◆ **EXTRACTED INFORMATION**
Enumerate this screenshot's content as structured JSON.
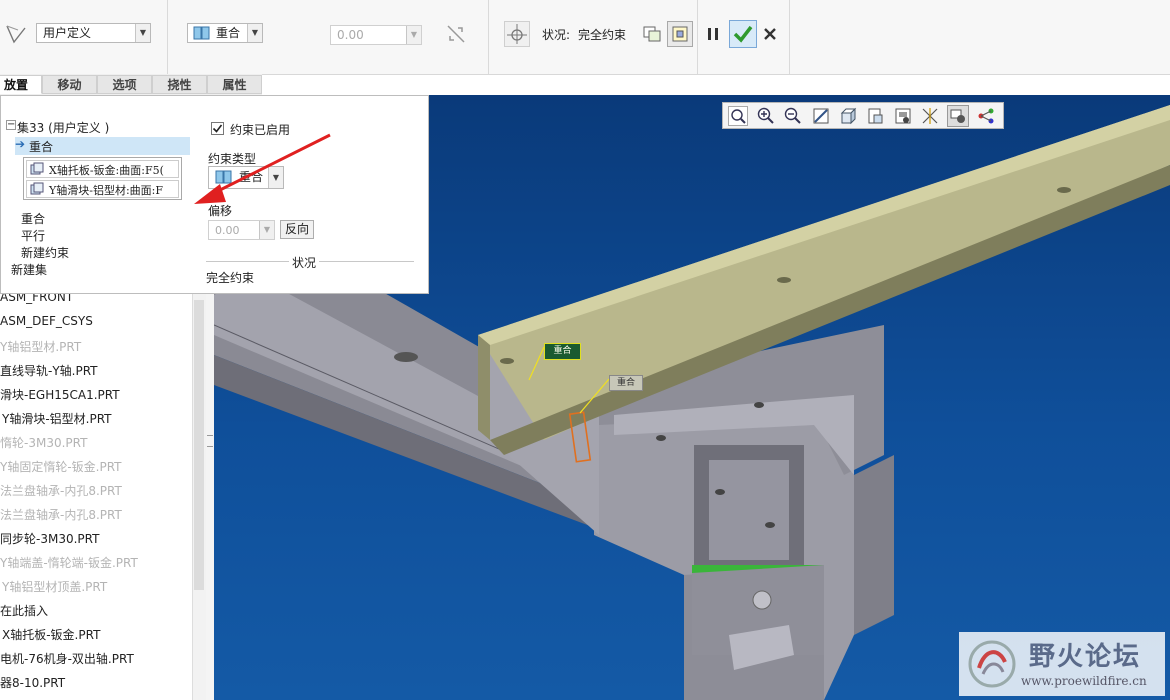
{
  "ribbon": {
    "constraint_set_type": "用户定义",
    "constraint_type": "重合",
    "offset_value": "0.00",
    "status_label": "状况:",
    "status_value": "完全约束"
  },
  "tabs": [
    {
      "label": "放置",
      "active": true
    },
    {
      "label": "移动",
      "active": false
    },
    {
      "label": "选项",
      "active": false
    },
    {
      "label": "挠性",
      "active": false
    },
    {
      "label": "属性",
      "active": false
    }
  ],
  "panel": {
    "set_node": "集33 (用户定义 )",
    "selected_constraint": "重合",
    "ref1": "X轴托板-钣金:曲面:F5(",
    "ref2": "Y轴滑块-铝型材:曲面:F",
    "add_items": [
      "重合",
      "平行",
      "新建约束"
    ],
    "new_set": "新建集",
    "enabled_label": "约束已启用",
    "constraint_type_label": "约束类型",
    "constraint_type_value": "重合",
    "offset_label": "偏移",
    "offset_value": "0.00",
    "flip_button": "反向",
    "status_label": "状况",
    "status_value": "完全约束"
  },
  "tree": {
    "items": [
      {
        "label": "ASM_FRONT",
        "dim": false
      },
      {
        "label": "ASM_DEF_CSYS",
        "dim": false
      },
      {
        "label": "Y轴铝型材.PRT",
        "dim": true
      },
      {
        "label": "直线导轨-Y轴.PRT",
        "dim": false
      },
      {
        "label": "滑块-EGH15CA1.PRT",
        "dim": false
      },
      {
        "label": "Y轴滑块-铝型材.PRT",
        "dim": false
      },
      {
        "label": "惰轮-3M30.PRT",
        "dim": true
      },
      {
        "label": "Y轴固定惰轮-钣金.PRT",
        "dim": true
      },
      {
        "label": "法兰盘轴承-内孔8.PRT",
        "dim": true
      },
      {
        "label": "法兰盘轴承-内孔8.PRT",
        "dim": true
      },
      {
        "label": "同步轮-3M30.PRT",
        "dim": false
      },
      {
        "label": "Y轴端盖-惰轮端-钣金.PRT",
        "dim": true
      },
      {
        "label": "Y轴铝型材顶盖.PRT",
        "dim": true
      },
      {
        "label": "在此插入",
        "dim": false
      },
      {
        "label": "X轴托板-钣金.PRT",
        "dim": false
      },
      {
        "label": "电机-76机身-双出轴.PRT",
        "dim": false
      },
      {
        "label": "器8-10.PRT",
        "dim": false
      }
    ]
  },
  "viewport": {
    "tag1": "重合",
    "tag2": "重合"
  },
  "watermark": {
    "title": "野火论坛",
    "url": "www.proewildfire.cn"
  },
  "colors": {
    "viewport_top": "#0a3a7a",
    "viewport_bottom": "#145aa6",
    "selection": "#cfe6f7",
    "arrow_red": "#e02020",
    "ok_green": "#2e9a2e"
  }
}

◆ **WHAT YOU NEED TO DO**
Give the material again exactly as it is, but keep the pictures out.

◆ **RESULT FOR THIS EXERCISE**
Enumerate this screenshot's content as structured JSON.
{
  "ribbon": {
    "constraint_set_type": "用户定义",
    "constraint_type": "重合",
    "offset_value": "0.00",
    "status_label": "状况:",
    "status_value": "完全约束"
  },
  "tabs": [
    {
      "label": "放置",
      "active": true
    },
    {
      "label": "移动",
      "active": false
    },
    {
      "label": "选项",
      "active": false
    },
    {
      "label": "挠性",
      "active": false
    },
    {
      "label": "属性",
      "active": false
    }
  ],
  "panel": {
    "set_node": "集33 (用户定义 )",
    "selected_constraint": "重合",
    "ref1": "X轴托板-钣金:曲面:F5(",
    "ref2": "Y轴滑块-铝型材:曲面:F",
    "add_items": [
      "重合",
      "平行",
      "新建约束"
    ],
    "new_set": "新建集",
    "enabled_label": "约束已启用",
    "constraint_type_label": "约束类型",
    "constraint_type_value": "重合",
    "offset_label": "偏移",
    "offset_value": "0.00",
    "flip_button": "反向",
    "status_label": "状况",
    "status_value": "完全约束"
  },
  "tree": {
    "items": [
      {
        "label": "ASM_FRONT",
        "dim": false
      },
      {
        "label": "ASM_DEF_CSYS",
        "dim": false
      },
      {
        "label": "Y轴铝型材.PRT",
        "dim": true
      },
      {
        "label": "直线导轨-Y轴.PRT",
        "dim": false
      },
      {
        "label": "滑块-EGH15CA1.PRT",
        "dim": false
      },
      {
        "label": "Y轴滑块-铝型材.PRT",
        "dim": false
      },
      {
        "label": "惰轮-3M30.PRT",
        "dim": true
      },
      {
        "label": "Y轴固定惰轮-钣金.PRT",
        "dim": true
      },
      {
        "label": "法兰盘轴承-内孔8.PRT",
        "dim": true
      },
      {
        "label": "法兰盘轴承-内孔8.PRT",
        "dim": true
      },
      {
        "label": "同步轮-3M30.PRT",
        "dim": false
      },
      {
        "label": "Y轴端盖-惰轮端-钣金.PRT",
        "dim": true
      },
      {
        "label": "Y轴铝型材顶盖.PRT",
        "dim": true
      },
      {
        "label": "在此插入",
        "dim": false
      },
      {
        "label": "X轴托板-钣金.PRT",
        "dim": false
      },
      {
        "label": "电机-76机身-双出轴.PRT",
        "dim": false
      },
      {
        "label": "器8-10.PRT",
        "dim": false
      }
    ]
  },
  "viewport": {
    "tag1": "重合",
    "tag2": "重合"
  },
  "watermark": {
    "title": "野火论坛",
    "url": "www.proewildfire.cn"
  },
  "colors": {
    "viewport_top": "#0a3a7a",
    "viewport_bottom": "#145aa6",
    "selection": "#cfe6f7",
    "arrow_red": "#e02020",
    "ok_green": "#2e9a2e"
  }
}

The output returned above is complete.